[Stored data entries]

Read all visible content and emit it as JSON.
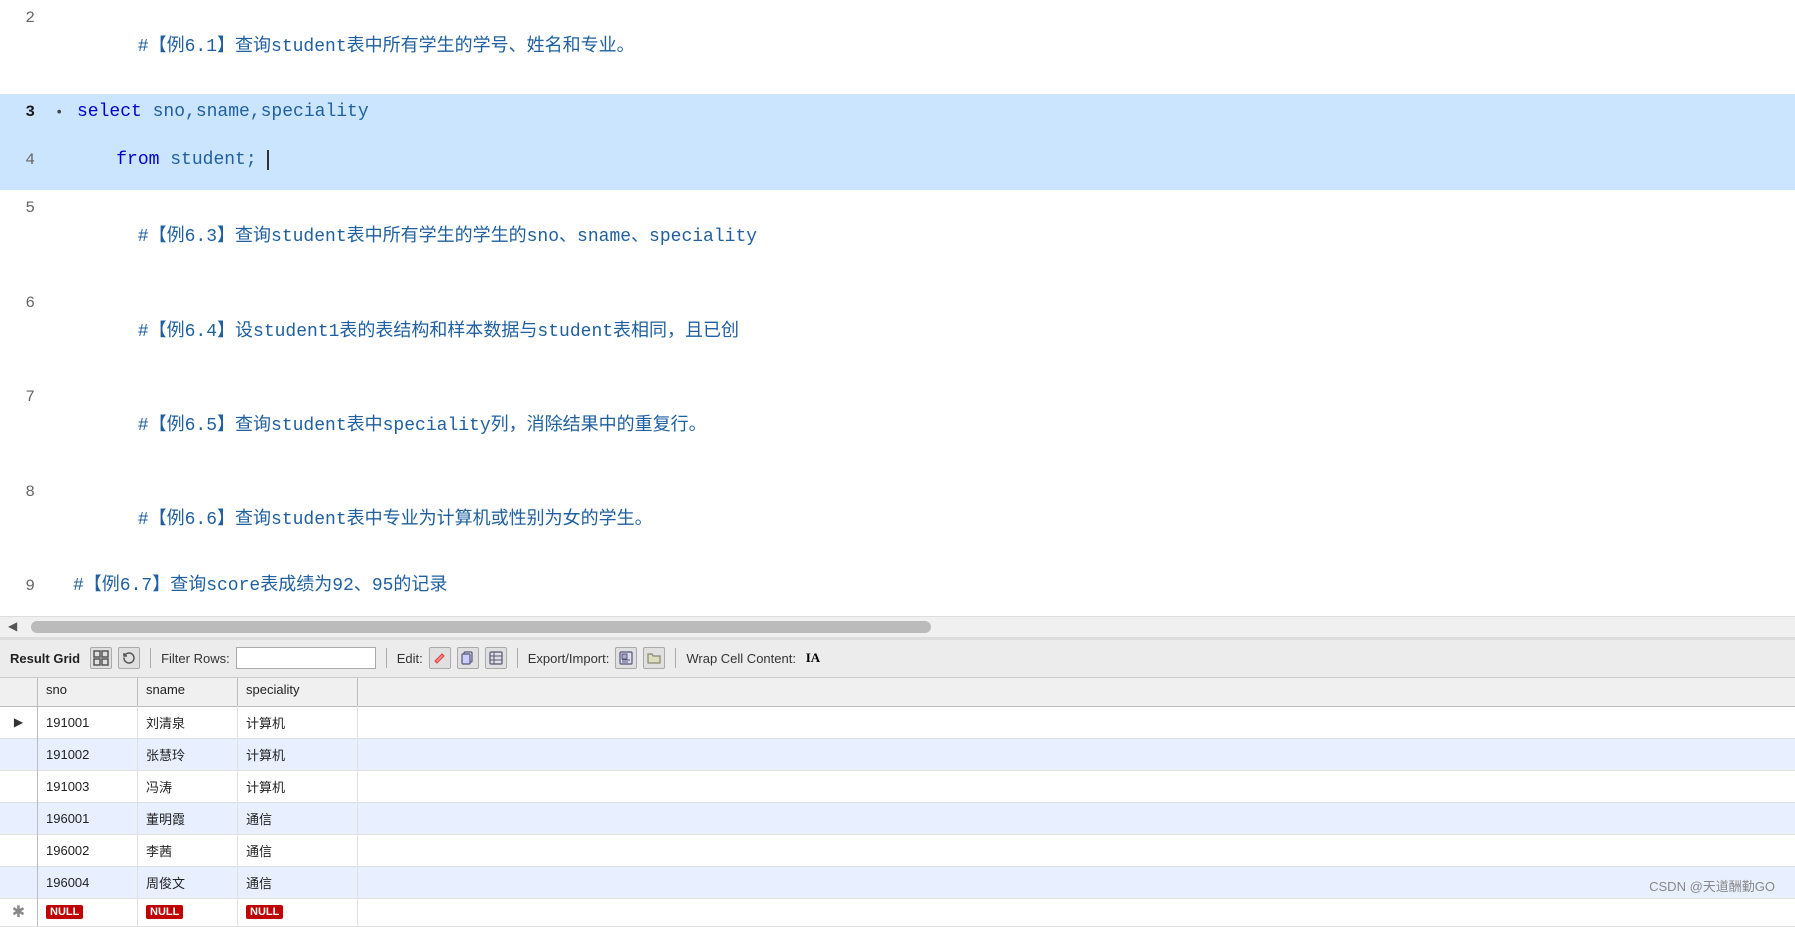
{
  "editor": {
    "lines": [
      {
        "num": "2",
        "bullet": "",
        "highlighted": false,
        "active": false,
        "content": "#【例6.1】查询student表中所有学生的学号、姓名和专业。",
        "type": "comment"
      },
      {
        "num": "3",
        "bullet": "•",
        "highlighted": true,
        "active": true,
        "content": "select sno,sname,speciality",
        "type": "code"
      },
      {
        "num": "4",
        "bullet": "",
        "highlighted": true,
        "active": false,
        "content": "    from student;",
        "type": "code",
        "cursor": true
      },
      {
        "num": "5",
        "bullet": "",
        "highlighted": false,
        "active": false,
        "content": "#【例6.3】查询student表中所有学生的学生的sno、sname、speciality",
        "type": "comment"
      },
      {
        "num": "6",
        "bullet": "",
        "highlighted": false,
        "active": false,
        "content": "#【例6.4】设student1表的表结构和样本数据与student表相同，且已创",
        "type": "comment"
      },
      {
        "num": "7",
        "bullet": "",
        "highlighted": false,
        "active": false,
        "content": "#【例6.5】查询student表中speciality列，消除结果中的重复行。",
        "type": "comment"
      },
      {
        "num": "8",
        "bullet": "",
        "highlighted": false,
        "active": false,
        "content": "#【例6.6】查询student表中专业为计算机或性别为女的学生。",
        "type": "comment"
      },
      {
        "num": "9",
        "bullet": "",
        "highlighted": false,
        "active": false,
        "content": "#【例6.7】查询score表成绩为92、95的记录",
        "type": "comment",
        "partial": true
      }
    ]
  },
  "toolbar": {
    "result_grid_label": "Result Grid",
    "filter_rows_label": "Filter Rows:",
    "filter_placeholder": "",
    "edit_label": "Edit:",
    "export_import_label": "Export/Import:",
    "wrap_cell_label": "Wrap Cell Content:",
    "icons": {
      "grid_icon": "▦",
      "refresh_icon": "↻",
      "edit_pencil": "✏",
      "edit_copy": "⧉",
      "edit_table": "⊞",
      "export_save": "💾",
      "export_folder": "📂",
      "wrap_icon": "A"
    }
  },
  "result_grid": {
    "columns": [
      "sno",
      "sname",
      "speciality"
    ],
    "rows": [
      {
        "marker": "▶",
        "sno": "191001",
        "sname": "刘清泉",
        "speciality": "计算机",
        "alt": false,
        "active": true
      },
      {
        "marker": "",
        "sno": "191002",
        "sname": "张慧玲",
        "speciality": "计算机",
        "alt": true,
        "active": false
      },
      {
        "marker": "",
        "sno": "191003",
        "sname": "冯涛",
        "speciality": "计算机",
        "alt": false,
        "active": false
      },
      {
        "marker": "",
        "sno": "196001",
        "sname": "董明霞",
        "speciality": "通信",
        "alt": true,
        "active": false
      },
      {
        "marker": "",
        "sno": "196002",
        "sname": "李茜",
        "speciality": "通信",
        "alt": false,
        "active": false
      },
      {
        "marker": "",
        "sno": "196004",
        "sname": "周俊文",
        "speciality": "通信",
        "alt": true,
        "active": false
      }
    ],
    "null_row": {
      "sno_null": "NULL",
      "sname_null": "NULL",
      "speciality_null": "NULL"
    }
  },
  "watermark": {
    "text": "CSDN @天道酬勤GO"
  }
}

▶ **CHALLENGE**:
Pictures are excluded; copy every other part of the records exactly.

▶ **THE COMPLETED TASK**:
Read all visible content and emit it as JSON.
{
  "editor": {
    "lines": [
      {
        "num": "2",
        "bullet": "",
        "highlighted": false,
        "active": false,
        "content": "#【例6.1】查询student表中所有学生的学号、姓名和专业。",
        "type": "comment"
      },
      {
        "num": "3",
        "bullet": "•",
        "highlighted": true,
        "active": true,
        "content": "select sno,sname,speciality",
        "type": "code"
      },
      {
        "num": "4",
        "bullet": "",
        "highlighted": true,
        "active": false,
        "content": "    from student;",
        "type": "code",
        "cursor": true
      },
      {
        "num": "5",
        "bullet": "",
        "highlighted": false,
        "active": false,
        "content": "#【例6.3】查询student表中所有学生的学生的sno、sname、speciality",
        "type": "comment"
      },
      {
        "num": "6",
        "bullet": "",
        "highlighted": false,
        "active": false,
        "content": "#【例6.4】设student1表的表结构和样本数据与student表相同，且已创",
        "type": "comment"
      },
      {
        "num": "7",
        "bullet": "",
        "highlighted": false,
        "active": false,
        "content": "#【例6.5】查询student表中speciality列，消除结果中的重复行。",
        "type": "comment"
      },
      {
        "num": "8",
        "bullet": "",
        "highlighted": false,
        "active": false,
        "content": "#【例6.6】查询student表中专业为计算机或性别为女的学生。",
        "type": "comment"
      },
      {
        "num": "9",
        "bullet": "",
        "highlighted": false,
        "active": false,
        "content": "#【例6.7】查询score表成绩为92、95的记录",
        "type": "comment",
        "partial": true
      }
    ]
  },
  "toolbar": {
    "result_grid_label": "Result Grid",
    "filter_rows_label": "Filter Rows:",
    "filter_placeholder": "",
    "edit_label": "Edit:",
    "export_import_label": "Export/Import:",
    "wrap_cell_label": "Wrap Cell Content:",
    "icons": {
      "grid_icon": "▦",
      "refresh_icon": "↻",
      "edit_pencil": "✏",
      "edit_copy": "⧉",
      "edit_table": "⊞",
      "export_save": "💾",
      "export_folder": "📂",
      "wrap_icon": "A"
    }
  },
  "result_grid": {
    "columns": [
      "sno",
      "sname",
      "speciality"
    ],
    "rows": [
      {
        "marker": "▶",
        "sno": "191001",
        "sname": "刘清泉",
        "speciality": "计算机",
        "alt": false,
        "active": true
      },
      {
        "marker": "",
        "sno": "191002",
        "sname": "张慧玲",
        "speciality": "计算机",
        "alt": true,
        "active": false
      },
      {
        "marker": "",
        "sno": "191003",
        "sname": "冯涛",
        "speciality": "计算机",
        "alt": false,
        "active": false
      },
      {
        "marker": "",
        "sno": "196001",
        "sname": "董明霞",
        "speciality": "通信",
        "alt": true,
        "active": false
      },
      {
        "marker": "",
        "sno": "196002",
        "sname": "李茜",
        "speciality": "通信",
        "alt": false,
        "active": false
      },
      {
        "marker": "",
        "sno": "196004",
        "sname": "周俊文",
        "speciality": "通信",
        "alt": true,
        "active": false
      }
    ],
    "null_row": {
      "sno_null": "NULL",
      "sname_null": "NULL",
      "speciality_null": "NULL"
    }
  },
  "watermark": {
    "text": "CSDN @天道酬勤GO"
  }
}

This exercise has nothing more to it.